### Aim
Copy out the entries word for word, from the first line through the line containing "- y-tick-label: $200,000: [22, 355, 81, 371]", including both of those lines.
──────────
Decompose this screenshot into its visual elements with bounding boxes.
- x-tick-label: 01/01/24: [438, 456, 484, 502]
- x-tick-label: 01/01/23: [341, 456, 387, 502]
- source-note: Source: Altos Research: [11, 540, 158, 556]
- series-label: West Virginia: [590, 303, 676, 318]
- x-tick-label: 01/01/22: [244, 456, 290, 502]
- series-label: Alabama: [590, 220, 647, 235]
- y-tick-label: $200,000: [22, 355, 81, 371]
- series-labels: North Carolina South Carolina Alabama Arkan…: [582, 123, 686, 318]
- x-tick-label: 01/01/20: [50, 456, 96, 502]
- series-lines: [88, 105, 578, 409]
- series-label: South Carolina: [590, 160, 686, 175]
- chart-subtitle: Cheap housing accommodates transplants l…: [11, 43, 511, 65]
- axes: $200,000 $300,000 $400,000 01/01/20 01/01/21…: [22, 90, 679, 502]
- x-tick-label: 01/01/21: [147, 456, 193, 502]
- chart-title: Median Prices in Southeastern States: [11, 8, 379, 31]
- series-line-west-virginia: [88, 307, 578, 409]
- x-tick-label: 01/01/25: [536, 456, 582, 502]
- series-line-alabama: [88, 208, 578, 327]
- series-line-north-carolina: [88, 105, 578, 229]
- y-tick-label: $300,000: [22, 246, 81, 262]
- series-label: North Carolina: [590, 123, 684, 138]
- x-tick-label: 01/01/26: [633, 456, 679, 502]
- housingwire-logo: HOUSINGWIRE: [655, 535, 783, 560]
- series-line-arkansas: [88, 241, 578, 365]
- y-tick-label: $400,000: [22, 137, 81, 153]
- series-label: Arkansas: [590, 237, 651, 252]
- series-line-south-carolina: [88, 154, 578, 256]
──────────
### Solution
Decompose this screenshot into its visual elements with bounding boxes.
- x-tick-label: 01/01/24: [438, 456, 484, 502]
- x-tick-label: 01/01/23: [341, 456, 387, 502]
- source-note: Source: Altos Research: [11, 540, 158, 556]
- series-label: West Virginia: [590, 303, 676, 318]
- x-tick-label: 01/01/22: [244, 456, 290, 502]
- series-label: Alabama: [590, 220, 647, 235]
- y-tick-label: $200,000: [22, 355, 81, 371]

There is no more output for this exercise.